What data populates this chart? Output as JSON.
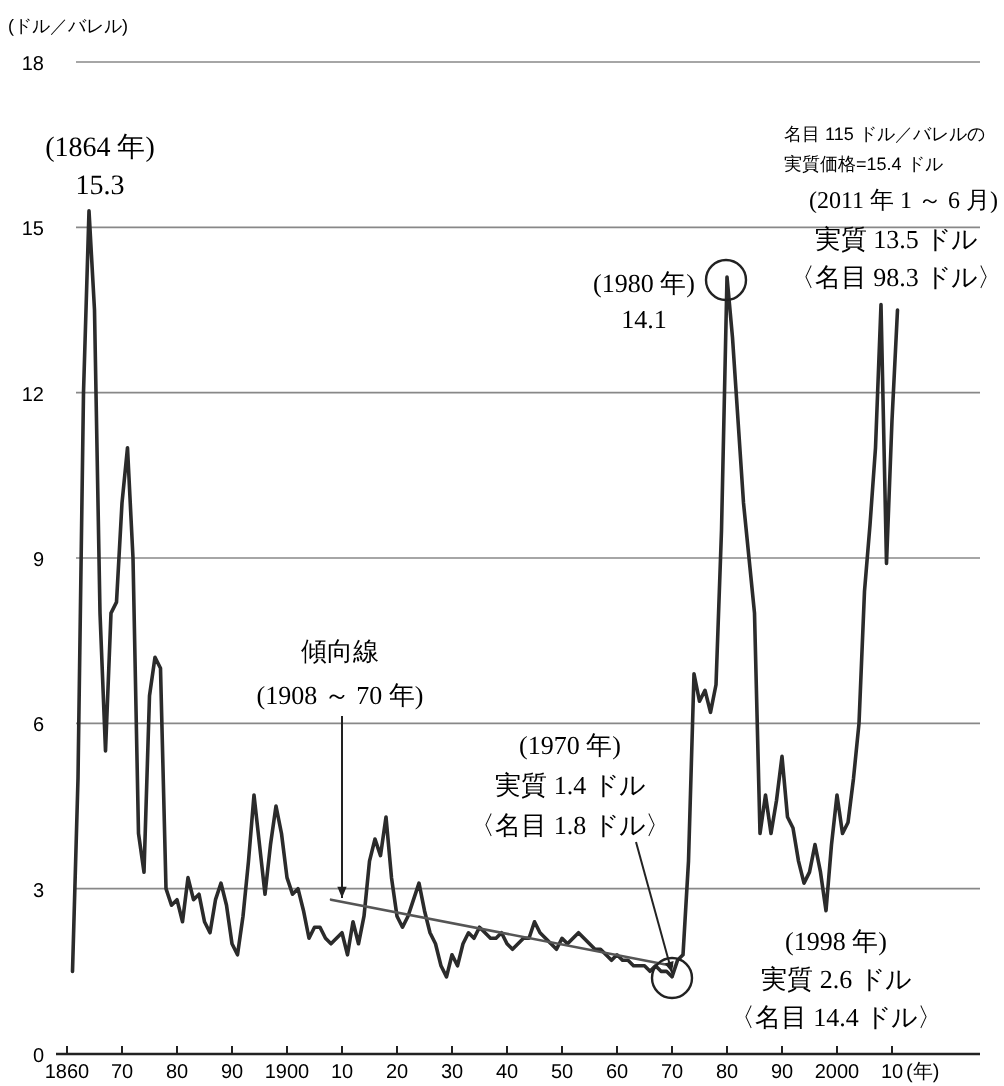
{
  "chart_data": {
    "type": "line",
    "ylabel": "(ドル／バレル)",
    "xlabel": "(年)",
    "xlim": [
      1858,
      2026
    ],
    "ylim": [
      0,
      18
    ],
    "xticks": [
      {
        "value": 1860,
        "label": "1860"
      },
      {
        "value": 1870,
        "label": "70"
      },
      {
        "value": 1880,
        "label": "80"
      },
      {
        "value": 1890,
        "label": "90"
      },
      {
        "value": 1900,
        "label": "1900"
      },
      {
        "value": 1910,
        "label": "10"
      },
      {
        "value": 1920,
        "label": "20"
      },
      {
        "value": 1930,
        "label": "30"
      },
      {
        "value": 1940,
        "label": "40"
      },
      {
        "value": 1950,
        "label": "50"
      },
      {
        "value": 1960,
        "label": "60"
      },
      {
        "value": 1970,
        "label": "70"
      },
      {
        "value": 1980,
        "label": "80"
      },
      {
        "value": 1990,
        "label": "90"
      },
      {
        "value": 2000,
        "label": "2000"
      },
      {
        "value": 2010,
        "label": "10"
      }
    ],
    "yticks": [
      0,
      3,
      6,
      9,
      12,
      15,
      18
    ],
    "grid": "y",
    "series": [
      {
        "color": "#2b2b2b",
        "x": [
          1861,
          1862,
          1863,
          1864,
          1865,
          1866,
          1867,
          1868,
          1869,
          1870,
          1871,
          1872,
          1873,
          1874,
          1875,
          1876,
          1877,
          1878,
          1879,
          1880,
          1881,
          1882,
          1883,
          1884,
          1885,
          1886,
          1887,
          1888,
          1889,
          1890,
          1891,
          1892,
          1893,
          1894,
          1895,
          1896,
          1897,
          1898,
          1899,
          1900,
          1901,
          1902,
          1903,
          1904,
          1905,
          1906,
          1907,
          1908,
          1909,
          1910,
          1911,
          1912,
          1913,
          1914,
          1915,
          1916,
          1917,
          1918,
          1919,
          1920,
          1921,
          1922,
          1923,
          1924,
          1925,
          1926,
          1927,
          1928,
          1929,
          1930,
          1931,
          1932,
          1933,
          1934,
          1935,
          1936,
          1937,
          1938,
          1939,
          1940,
          1941,
          1942,
          1943,
          1944,
          1945,
          1946,
          1947,
          1948,
          1949,
          1950,
          1951,
          1952,
          1953,
          1954,
          1955,
          1956,
          1957,
          1958,
          1959,
          1960,
          1961,
          1962,
          1963,
          1964,
          1965,
          1966,
          1967,
          1968,
          1969,
          1970,
          1971,
          1972,
          1973,
          1974,
          1975,
          1976,
          1977,
          1978,
          1979,
          1980,
          1981,
          1982,
          1983,
          1984,
          1985,
          1986,
          1987,
          1988,
          1989,
          1990,
          1991,
          1992,
          1993,
          1994,
          1995,
          1996,
          1997,
          1998,
          1999,
          2000,
          2001,
          2002,
          2003,
          2004,
          2005,
          2006,
          2007,
          2008,
          2009,
          2010,
          2011
        ],
        "values": [
          1.5,
          5,
          12,
          15.3,
          13.5,
          8,
          5.5,
          8,
          8.2,
          10,
          11,
          9,
          4,
          3.3,
          6.5,
          7.2,
          7,
          3,
          2.7,
          2.8,
          2.4,
          3.2,
          2.8,
          2.9,
          2.4,
          2.2,
          2.8,
          3.1,
          2.7,
          2.0,
          1.8,
          2.5,
          3.5,
          4.7,
          3.8,
          2.9,
          3.8,
          4.5,
          4.0,
          3.2,
          2.9,
          3.0,
          2.6,
          2.1,
          2.3,
          2.3,
          2.1,
          2.0,
          2.1,
          2.2,
          1.8,
          2.4,
          2.0,
          2.5,
          3.5,
          3.9,
          3.6,
          4.3,
          3.2,
          2.5,
          2.3,
          2.5,
          2.8,
          3.1,
          2.6,
          2.2,
          2.0,
          1.6,
          1.4,
          1.8,
          1.6,
          2.0,
          2.2,
          2.1,
          2.3,
          2.2,
          2.1,
          2.1,
          2.2,
          2.0,
          1.9,
          2.0,
          2.1,
          2.1,
          2.4,
          2.2,
          2.1,
          2.0,
          1.9,
          2.1,
          2.0,
          2.1,
          2.2,
          2.1,
          2.0,
          1.9,
          1.9,
          1.8,
          1.7,
          1.8,
          1.7,
          1.7,
          1.6,
          1.6,
          1.6,
          1.5,
          1.6,
          1.5,
          1.5,
          1.4,
          1.7,
          1.8,
          3.5,
          6.9,
          6.4,
          6.6,
          6.2,
          6.7,
          9.5,
          14.1,
          13,
          11.5,
          10,
          9,
          8,
          4.0,
          4.7,
          4.0,
          4.6,
          5.4,
          4.3,
          4.1,
          3.5,
          3.1,
          3.3,
          3.8,
          3.3,
          2.6,
          3.8,
          4.7,
          4.0,
          4.2,
          5.0,
          6.0,
          8.4,
          9.6,
          11,
          13.6,
          8.9,
          11.5,
          13.5
        ]
      },
      {
        "color": "#555555",
        "x": [
          1908,
          1970
        ],
        "values": [
          2.8,
          1.6
        ]
      }
    ],
    "annotations": [
      "(1864 年)",
      "15.3",
      "(1980 年)",
      "14.1",
      "(2011 年 1 ～ 6 月)",
      "実質 13.5 ドル",
      "〈名目 98.3 ドル〉",
      "(1970 年)",
      "実質 1.4 ドル",
      {
        "text": "〈名目 1.8 ドル〉",
        "x": 1970,
        "y": 1.4
      },
      "(1998 年)",
      "実質 2.6 ドル",
      "〈名目 14.4 ドル〉",
      "傾向線",
      {
        "text": "(1908 ～ 70 年)",
        "x": 1910,
        "y": 2.76
      },
      "名目 115 ドル／バレルの",
      "実質価格=15.4 ドル"
    ]
  }
}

- _Job_
Print every record above exactly as written, leaving out the pictures.

- _Exercise answer_
What data populates this chart? Output as JSON.
{
  "chart_data": {
    "type": "line",
    "ylabel": "(ドル／バレル)",
    "xlabel": "(年)",
    "xlim": [
      1858,
      2026
    ],
    "ylim": [
      0,
      18
    ],
    "xticks": [
      {
        "value": 1860,
        "label": "1860"
      },
      {
        "value": 1870,
        "label": "70"
      },
      {
        "value": 1880,
        "label": "80"
      },
      {
        "value": 1890,
        "label": "90"
      },
      {
        "value": 1900,
        "label": "1900"
      },
      {
        "value": 1910,
        "label": "10"
      },
      {
        "value": 1920,
        "label": "20"
      },
      {
        "value": 1930,
        "label": "30"
      },
      {
        "value": 1940,
        "label": "40"
      },
      {
        "value": 1950,
        "label": "50"
      },
      {
        "value": 1960,
        "label": "60"
      },
      {
        "value": 1970,
        "label": "70"
      },
      {
        "value": 1980,
        "label": "80"
      },
      {
        "value": 1990,
        "label": "90"
      },
      {
        "value": 2000,
        "label": "2000"
      },
      {
        "value": 2010,
        "label": "10"
      }
    ],
    "yticks": [
      0,
      3,
      6,
      9,
      12,
      15,
      18
    ],
    "grid": "y",
    "series": [
      {
        "color": "#2b2b2b",
        "x": [
          1861,
          1862,
          1863,
          1864,
          1865,
          1866,
          1867,
          1868,
          1869,
          1870,
          1871,
          1872,
          1873,
          1874,
          1875,
          1876,
          1877,
          1878,
          1879,
          1880,
          1881,
          1882,
          1883,
          1884,
          1885,
          1886,
          1887,
          1888,
          1889,
          1890,
          1891,
          1892,
          1893,
          1894,
          1895,
          1896,
          1897,
          1898,
          1899,
          1900,
          1901,
          1902,
          1903,
          1904,
          1905,
          1906,
          1907,
          1908,
          1909,
          1910,
          1911,
          1912,
          1913,
          1914,
          1915,
          1916,
          1917,
          1918,
          1919,
          1920,
          1921,
          1922,
          1923,
          1924,
          1925,
          1926,
          1927,
          1928,
          1929,
          1930,
          1931,
          1932,
          1933,
          1934,
          1935,
          1936,
          1937,
          1938,
          1939,
          1940,
          1941,
          1942,
          1943,
          1944,
          1945,
          1946,
          1947,
          1948,
          1949,
          1950,
          1951,
          1952,
          1953,
          1954,
          1955,
          1956,
          1957,
          1958,
          1959,
          1960,
          1961,
          1962,
          1963,
          1964,
          1965,
          1966,
          1967,
          1968,
          1969,
          1970,
          1971,
          1972,
          1973,
          1974,
          1975,
          1976,
          1977,
          1978,
          1979,
          1980,
          1981,
          1982,
          1983,
          1984,
          1985,
          1986,
          1987,
          1988,
          1989,
          1990,
          1991,
          1992,
          1993,
          1994,
          1995,
          1996,
          1997,
          1998,
          1999,
          2000,
          2001,
          2002,
          2003,
          2004,
          2005,
          2006,
          2007,
          2008,
          2009,
          2010,
          2011
        ],
        "values": [
          1.5,
          5,
          12,
          15.3,
          13.5,
          8,
          5.5,
          8,
          8.2,
          10,
          11,
          9,
          4,
          3.3,
          6.5,
          7.2,
          7,
          3,
          2.7,
          2.8,
          2.4,
          3.2,
          2.8,
          2.9,
          2.4,
          2.2,
          2.8,
          3.1,
          2.7,
          2.0,
          1.8,
          2.5,
          3.5,
          4.7,
          3.8,
          2.9,
          3.8,
          4.5,
          4.0,
          3.2,
          2.9,
          3.0,
          2.6,
          2.1,
          2.3,
          2.3,
          2.1,
          2.0,
          2.1,
          2.2,
          1.8,
          2.4,
          2.0,
          2.5,
          3.5,
          3.9,
          3.6,
          4.3,
          3.2,
          2.5,
          2.3,
          2.5,
          2.8,
          3.1,
          2.6,
          2.2,
          2.0,
          1.6,
          1.4,
          1.8,
          1.6,
          2.0,
          2.2,
          2.1,
          2.3,
          2.2,
          2.1,
          2.1,
          2.2,
          2.0,
          1.9,
          2.0,
          2.1,
          2.1,
          2.4,
          2.2,
          2.1,
          2.0,
          1.9,
          2.1,
          2.0,
          2.1,
          2.2,
          2.1,
          2.0,
          1.9,
          1.9,
          1.8,
          1.7,
          1.8,
          1.7,
          1.7,
          1.6,
          1.6,
          1.6,
          1.5,
          1.6,
          1.5,
          1.5,
          1.4,
          1.7,
          1.8,
          3.5,
          6.9,
          6.4,
          6.6,
          6.2,
          6.7,
          9.5,
          14.1,
          13,
          11.5,
          10,
          9,
          8,
          4.0,
          4.7,
          4.0,
          4.6,
          5.4,
          4.3,
          4.1,
          3.5,
          3.1,
          3.3,
          3.8,
          3.3,
          2.6,
          3.8,
          4.7,
          4.0,
          4.2,
          5.0,
          6.0,
          8.4,
          9.6,
          11,
          13.6,
          8.9,
          11.5,
          13.5
        ]
      },
      {
        "color": "#555555",
        "x": [
          1908,
          1970
        ],
        "values": [
          2.8,
          1.6
        ]
      }
    ],
    "annotations": [
      "(1864 年)",
      "15.3",
      "(1980 年)",
      "14.1",
      "(2011 年 1 ～ 6 月)",
      "実質 13.5 ドル",
      "〈名目 98.3 ドル〉",
      "(1970 年)",
      "実質 1.4 ドル",
      {
        "text": "〈名目 1.8 ドル〉",
        "x": 1970,
        "y": 1.4
      },
      "(1998 年)",
      "実質 2.6 ドル",
      "〈名目 14.4 ドル〉",
      "傾向線",
      {
        "text": "(1908 ～ 70 年)",
        "x": 1910,
        "y": 2.76
      },
      "名目 115 ドル／バレルの",
      "実質価格=15.4 ドル"
    ]
  }
}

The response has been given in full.